[AIM OF THE EXERCISE] The entries below should be transcribed in their entirety, exactly as written.

[THE DATA]
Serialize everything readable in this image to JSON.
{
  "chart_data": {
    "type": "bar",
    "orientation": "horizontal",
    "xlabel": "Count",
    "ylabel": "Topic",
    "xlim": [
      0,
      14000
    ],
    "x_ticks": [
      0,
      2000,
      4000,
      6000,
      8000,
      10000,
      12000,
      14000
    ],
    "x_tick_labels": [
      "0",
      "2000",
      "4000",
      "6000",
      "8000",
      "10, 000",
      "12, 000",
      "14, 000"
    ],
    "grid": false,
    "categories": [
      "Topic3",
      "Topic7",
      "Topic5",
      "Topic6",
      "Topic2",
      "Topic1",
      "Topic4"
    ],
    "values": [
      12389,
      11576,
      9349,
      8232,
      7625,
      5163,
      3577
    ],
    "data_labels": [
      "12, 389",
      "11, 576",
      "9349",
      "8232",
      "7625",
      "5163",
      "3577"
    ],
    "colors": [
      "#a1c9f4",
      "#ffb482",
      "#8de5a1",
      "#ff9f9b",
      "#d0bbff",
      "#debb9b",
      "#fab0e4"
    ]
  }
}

[EXERCISE SOLUTION]
Serialize everything readable in this image to JSON.
{
  "chart_data": {
    "type": "bar",
    "orientation": "horizontal",
    "xlabel": "Count",
    "ylabel": "Topic",
    "xlim": [
      0,
      14000
    ],
    "x_ticks": [
      0,
      2000,
      4000,
      6000,
      8000,
      10000,
      12000,
      14000
    ],
    "x_tick_labels": [
      "0",
      "2000",
      "4000",
      "6000",
      "8000",
      "10, 000",
      "12, 000",
      "14, 000"
    ],
    "grid": false,
    "categories": [
      "Topic3",
      "Topic7",
      "Topic5",
      "Topic6",
      "Topic2",
      "Topic1",
      "Topic4"
    ],
    "values": [
      12389,
      11576,
      9349,
      8232,
      7625,
      5163,
      3577
    ],
    "data_labels": [
      "12, 389",
      "11, 576",
      "9349",
      "8232",
      "7625",
      "5163",
      "3577"
    ],
    "colors": [
      "#a1c9f4",
      "#ffb482",
      "#8de5a1",
      "#ff9f9b",
      "#d0bbff",
      "#debb9b",
      "#fab0e4"
    ]
  }
}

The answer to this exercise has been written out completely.